Stored data:
START

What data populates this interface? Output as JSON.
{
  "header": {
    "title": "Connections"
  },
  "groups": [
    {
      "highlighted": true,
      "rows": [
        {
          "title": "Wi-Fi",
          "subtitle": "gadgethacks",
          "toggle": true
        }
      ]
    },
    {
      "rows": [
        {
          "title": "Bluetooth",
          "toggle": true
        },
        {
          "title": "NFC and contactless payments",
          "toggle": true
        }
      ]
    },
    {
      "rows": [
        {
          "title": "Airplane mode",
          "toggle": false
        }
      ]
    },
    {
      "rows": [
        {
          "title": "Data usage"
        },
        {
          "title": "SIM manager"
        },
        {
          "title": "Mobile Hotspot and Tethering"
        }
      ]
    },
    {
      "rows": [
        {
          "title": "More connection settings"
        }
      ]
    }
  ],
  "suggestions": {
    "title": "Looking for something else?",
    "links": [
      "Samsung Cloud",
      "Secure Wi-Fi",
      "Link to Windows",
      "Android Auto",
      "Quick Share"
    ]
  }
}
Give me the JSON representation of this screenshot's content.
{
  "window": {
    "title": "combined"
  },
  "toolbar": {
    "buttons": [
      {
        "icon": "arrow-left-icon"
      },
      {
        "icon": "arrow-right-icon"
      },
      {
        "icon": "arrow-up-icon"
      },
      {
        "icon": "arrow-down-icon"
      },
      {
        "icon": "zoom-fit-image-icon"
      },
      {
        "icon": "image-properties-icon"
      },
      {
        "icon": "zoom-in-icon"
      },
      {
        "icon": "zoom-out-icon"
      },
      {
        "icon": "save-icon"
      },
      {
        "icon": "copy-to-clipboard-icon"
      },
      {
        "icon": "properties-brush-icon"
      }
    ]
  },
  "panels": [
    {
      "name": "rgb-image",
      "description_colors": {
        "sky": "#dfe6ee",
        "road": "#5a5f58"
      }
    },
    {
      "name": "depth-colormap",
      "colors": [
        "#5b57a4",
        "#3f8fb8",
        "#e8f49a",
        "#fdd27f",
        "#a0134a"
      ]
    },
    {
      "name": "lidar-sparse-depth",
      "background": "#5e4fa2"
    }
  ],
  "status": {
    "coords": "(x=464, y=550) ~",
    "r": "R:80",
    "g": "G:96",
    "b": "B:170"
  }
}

END

(The problem): Determine the number of lines where the string "name" occurs, and give that number only.

(Output below): 3